Objective => Quote all entries in full, exactly.

(Records from a data source)
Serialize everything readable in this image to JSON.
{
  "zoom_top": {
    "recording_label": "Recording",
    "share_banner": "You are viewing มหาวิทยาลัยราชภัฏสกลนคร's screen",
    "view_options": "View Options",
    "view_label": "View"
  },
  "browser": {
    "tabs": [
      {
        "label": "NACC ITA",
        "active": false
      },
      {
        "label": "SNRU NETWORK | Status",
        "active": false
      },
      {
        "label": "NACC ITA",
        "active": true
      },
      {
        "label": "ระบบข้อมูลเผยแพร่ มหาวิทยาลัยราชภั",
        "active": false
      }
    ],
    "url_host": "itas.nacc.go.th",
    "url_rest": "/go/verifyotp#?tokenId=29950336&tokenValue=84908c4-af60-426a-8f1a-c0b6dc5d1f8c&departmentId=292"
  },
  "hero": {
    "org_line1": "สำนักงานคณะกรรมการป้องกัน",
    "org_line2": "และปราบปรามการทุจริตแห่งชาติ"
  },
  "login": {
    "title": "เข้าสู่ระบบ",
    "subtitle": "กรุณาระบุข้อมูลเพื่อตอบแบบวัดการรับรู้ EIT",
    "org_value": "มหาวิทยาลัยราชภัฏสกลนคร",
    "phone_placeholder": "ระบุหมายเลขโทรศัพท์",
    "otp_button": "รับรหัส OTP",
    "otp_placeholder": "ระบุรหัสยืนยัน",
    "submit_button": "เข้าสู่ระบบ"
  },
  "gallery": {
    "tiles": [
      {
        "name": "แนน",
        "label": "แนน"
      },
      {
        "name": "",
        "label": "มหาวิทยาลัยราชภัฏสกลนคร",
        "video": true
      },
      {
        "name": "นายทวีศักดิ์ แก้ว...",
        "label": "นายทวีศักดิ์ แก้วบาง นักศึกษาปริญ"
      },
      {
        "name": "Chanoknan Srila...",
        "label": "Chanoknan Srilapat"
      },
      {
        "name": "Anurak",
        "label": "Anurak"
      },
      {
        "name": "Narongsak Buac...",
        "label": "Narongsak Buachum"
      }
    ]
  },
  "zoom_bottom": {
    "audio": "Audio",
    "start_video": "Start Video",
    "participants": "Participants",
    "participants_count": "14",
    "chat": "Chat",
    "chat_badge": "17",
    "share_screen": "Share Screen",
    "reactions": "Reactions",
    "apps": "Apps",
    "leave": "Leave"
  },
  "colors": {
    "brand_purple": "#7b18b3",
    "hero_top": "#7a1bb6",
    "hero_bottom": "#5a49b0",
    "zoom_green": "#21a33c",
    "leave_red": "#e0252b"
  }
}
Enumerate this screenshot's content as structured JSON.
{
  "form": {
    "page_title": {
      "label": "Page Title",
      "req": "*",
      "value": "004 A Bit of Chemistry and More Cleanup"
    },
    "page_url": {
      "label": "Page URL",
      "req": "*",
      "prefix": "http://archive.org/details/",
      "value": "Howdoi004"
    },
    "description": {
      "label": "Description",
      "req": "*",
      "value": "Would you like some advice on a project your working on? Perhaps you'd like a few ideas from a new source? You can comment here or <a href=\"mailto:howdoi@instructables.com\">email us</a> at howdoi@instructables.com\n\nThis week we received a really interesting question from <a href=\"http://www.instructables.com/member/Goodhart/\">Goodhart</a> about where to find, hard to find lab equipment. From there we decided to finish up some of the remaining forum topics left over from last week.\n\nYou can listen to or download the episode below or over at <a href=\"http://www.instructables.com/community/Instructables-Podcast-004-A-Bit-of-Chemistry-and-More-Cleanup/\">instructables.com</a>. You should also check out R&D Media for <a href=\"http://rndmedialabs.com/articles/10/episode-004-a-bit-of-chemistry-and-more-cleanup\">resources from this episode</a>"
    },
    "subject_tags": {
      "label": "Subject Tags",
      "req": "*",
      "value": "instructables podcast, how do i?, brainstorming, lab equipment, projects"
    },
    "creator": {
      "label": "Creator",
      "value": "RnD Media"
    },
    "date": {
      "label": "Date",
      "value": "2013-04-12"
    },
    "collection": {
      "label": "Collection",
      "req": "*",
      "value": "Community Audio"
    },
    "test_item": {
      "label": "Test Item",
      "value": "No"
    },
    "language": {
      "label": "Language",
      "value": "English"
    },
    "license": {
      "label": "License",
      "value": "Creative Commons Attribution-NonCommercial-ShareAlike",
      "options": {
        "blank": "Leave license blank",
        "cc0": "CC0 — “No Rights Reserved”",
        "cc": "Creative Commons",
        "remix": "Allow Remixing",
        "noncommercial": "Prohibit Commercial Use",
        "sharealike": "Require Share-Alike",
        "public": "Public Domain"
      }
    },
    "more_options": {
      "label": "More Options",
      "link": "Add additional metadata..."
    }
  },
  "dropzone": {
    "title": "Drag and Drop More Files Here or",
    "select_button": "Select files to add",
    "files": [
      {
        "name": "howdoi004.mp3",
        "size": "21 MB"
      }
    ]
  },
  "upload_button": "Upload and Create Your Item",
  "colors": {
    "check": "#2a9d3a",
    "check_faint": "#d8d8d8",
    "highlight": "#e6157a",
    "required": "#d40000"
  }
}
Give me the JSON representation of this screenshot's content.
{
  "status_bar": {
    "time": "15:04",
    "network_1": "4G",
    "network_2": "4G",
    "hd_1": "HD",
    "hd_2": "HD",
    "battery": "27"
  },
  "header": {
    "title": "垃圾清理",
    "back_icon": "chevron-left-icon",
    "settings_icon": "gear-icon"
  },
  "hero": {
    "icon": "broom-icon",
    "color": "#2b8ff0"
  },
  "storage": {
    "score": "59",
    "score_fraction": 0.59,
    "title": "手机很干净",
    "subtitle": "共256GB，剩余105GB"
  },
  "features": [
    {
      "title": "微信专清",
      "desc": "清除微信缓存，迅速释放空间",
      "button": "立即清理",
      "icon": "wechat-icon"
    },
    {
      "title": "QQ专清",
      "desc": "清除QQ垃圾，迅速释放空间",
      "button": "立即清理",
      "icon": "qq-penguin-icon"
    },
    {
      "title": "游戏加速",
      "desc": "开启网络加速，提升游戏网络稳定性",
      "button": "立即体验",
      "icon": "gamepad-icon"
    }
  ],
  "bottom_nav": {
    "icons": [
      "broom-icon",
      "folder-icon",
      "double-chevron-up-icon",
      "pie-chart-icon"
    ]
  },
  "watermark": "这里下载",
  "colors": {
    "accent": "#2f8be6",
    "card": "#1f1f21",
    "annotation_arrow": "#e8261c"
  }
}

Final result =>
Serialize everything readable in this image to JSON.
{
  "zoom_top": {
    "recording_label": "Recording",
    "share_banner": "You are viewing มหาวิทยาลัยราชภัฏสกลนคร's screen",
    "view_options": "View Options",
    "view_label": "View"
  },
  "browser": {
    "tabs": [
      {
        "label": "NACC ITA",
        "active": false
      },
      {
        "label": "SNRU NETWORK | Status",
        "active": false
      },
      {
        "label": "NACC ITA",
        "active": true
      },
      {
        "label": "ระบบข้อมูลเผยแพร่ มหาวิทยาลัยราชภั",
        "active": false
      }
    ],
    "url_host": "itas.nacc.go.th",
    "url_rest": "/go/verifyotp#?tokenId=29950336&tokenValue=84908c4-af60-426a-8f1a-c0b6dc5d1f8c&departmentId=292"
  },
  "hero": {
    "org_line1": "สำนักงานคณะกรรมการป้องกัน",
    "org_line2": "และปราบปรามการทุจริตแห่งชาติ"
  },
  "login": {
    "title": "เข้าสู่ระบบ",
    "subtitle": "กรุณาระบุข้อมูลเพื่อตอบแบบวัดการรับรู้ EIT",
    "org_value": "มหาวิทยาลัยราชภัฏสกลนคร",
    "phone_placeholder": "ระบุหมายเลขโทรศัพท์",
    "otp_button": "รับรหัส OTP",
    "otp_placeholder": "ระบุรหัสยืนยัน",
    "submit_button": "เข้าสู่ระบบ"
  },
  "gallery": {
    "tiles": [
      {
        "name": "แนน",
        "label": "แนน"
      },
      {
        "name": "",
        "label": "มหาวิทยาลัยราชภัฏสกลนคร",
        "video": true
      },
      {
        "name": "นายทวีศักดิ์ แก้ว...",
        "label": "นายทวีศักดิ์ แก้วบาง นักศึกษาปริญ"
      },
      {
        "name": "Chanoknan Srila...",
        "label": "Chanoknan Srilapat"
      },
      {
        "name": "Anurak",
        "label": "Anurak"
      },
      {
        "name": "Narongsak Buac...",
        "label": "Narongsak Buachum"
      }
    ]
  },
  "zoom_bottom": {
    "audio": "Audio",
    "start_video": "Start Video",
    "participants": "Participants",
    "participants_count": "14",
    "chat": "Chat",
    "chat_badge": "17",
    "share_screen": "Share Screen",
    "reactions": "Reactions",
    "apps": "Apps",
    "leave": "Leave"
  },
  "colors": {
    "brand_purple": "#7b18b3",
    "hero_top": "#7a1bb6",
    "hero_bottom": "#5a49b0",
    "zoom_green": "#21a33c",
    "leave_red": "#e0252b"
  }
}
Enumerate this screenshot's content as structured JSON.
{
  "form": {
    "page_title": {
      "label": "Page Title",
      "req": "*",
      "value": "004 A Bit of Chemistry and More Cleanup"
    },
    "page_url": {
      "label": "Page URL",
      "req": "*",
      "prefix": "http://archive.org/details/",
      "value": "Howdoi004"
    },
    "description": {
      "label": "Description",
      "req": "*",
      "value": "Would you like some advice on a project your working on? Perhaps you'd like a few ideas from a new source? You can comment here or <a href=\"mailto:howdoi@instructables.com\">email us</a> at howdoi@instructables.com\n\nThis week we received a really interesting question from <a href=\"http://www.instructables.com/member/Goodhart/\">Goodhart</a> about where to find, hard to find lab equipment. From there we decided to finish up some of the remaining forum topics left over from last week.\n\nYou can listen to or download the episode below or over at <a href=\"http://www.instructables.com/community/Instructables-Podcast-004-A-Bit-of-Chemistry-and-More-Cleanup/\">instructables.com</a>. You should also check out R&D Media for <a href=\"http://rndmedialabs.com/articles/10/episode-004-a-bit-of-chemistry-and-more-cleanup\">resources from this episode</a>"
    },
    "subject_tags": {
      "label": "Subject Tags",
      "req": "*",
      "value": "instructables podcast, how do i?, brainstorming, lab equipment, projects"
    },
    "creator": {
      "label": "Creator",
      "value": "RnD Media"
    },
    "date": {
      "label": "Date",
      "value": "2013-04-12"
    },
    "collection": {
      "label": "Collection",
      "req": "*",
      "value": "Community Audio"
    },
    "test_item": {
      "label": "Test Item",
      "value": "No"
    },
    "language": {
      "label": "Language",
      "value": "English"
    },
    "license": {
      "label": "License",
      "value": "Creative Commons Attribution-NonCommercial-ShareAlike",
      "options": {
        "blank": "Leave license blank",
        "cc0": "CC0 — “No Rights Reserved”",
        "cc": "Creative Commons",
        "remix": "Allow Remixing",
        "noncommercial": "Prohibit Commercial Use",
        "sharealike": "Require Share-Alike",
        "public": "Public Domain"
      }
    },
    "more_options": {
      "label": "More Options",
      "link": "Add additional metadata..."
    }
  },
  "dropzone": {
    "title": "Drag and Drop More Files Here or",
    "select_button": "Select files to add",
    "files": [
      {
        "name": "howdoi004.mp3",
        "size": "21 MB"
      }
    ]
  },
  "upload_button": "Upload and Create Your Item",
  "colors": {
    "check": "#2a9d3a",
    "check_faint": "#d8d8d8",
    "highlight": "#e6157a",
    "required": "#d40000"
  }
}
Give me the JSON representation of this screenshot's content.
{
  "status_bar": {
    "time": "15:04",
    "network_1": "4G",
    "network_2": "4G",
    "hd_1": "HD",
    "hd_2": "HD",
    "battery": "27"
  },
  "header": {
    "title": "垃圾清理",
    "back_icon": "chevron-left-icon",
    "settings_icon": "gear-icon"
  },
  "hero": {
    "icon": "broom-icon",
    "color": "#2b8ff0"
  },
  "storage": {
    "score": "59",
    "score_fraction": 0.59,
    "title": "手机很干净",
    "subtitle": "共256GB，剩余105GB"
  },
  "features": [
    {
      "title": "微信专清",
      "desc": "清除微信缓存，迅速释放空间",
      "button": "立即清理",
      "icon": "wechat-icon"
    },
    {
      "title": "QQ专清",
      "desc": "清除QQ垃圾，迅速释放空间",
      "button": "立即清理",
      "icon": "qq-penguin-icon"
    },
    {
      "title": "游戏加速",
      "desc": "开启网络加速，提升游戏网络稳定性",
      "button": "立即体验",
      "icon": "gamepad-icon"
    }
  ],
  "bottom_nav": {
    "icons": [
      "broom-icon",
      "folder-icon",
      "double-chevron-up-icon",
      "pie-chart-icon"
    ]
  },
  "watermark": "这里下载",
  "colors": {
    "accent": "#2f8be6",
    "card": "#1f1f21",
    "annotation_arrow": "#e8261c"
  }
}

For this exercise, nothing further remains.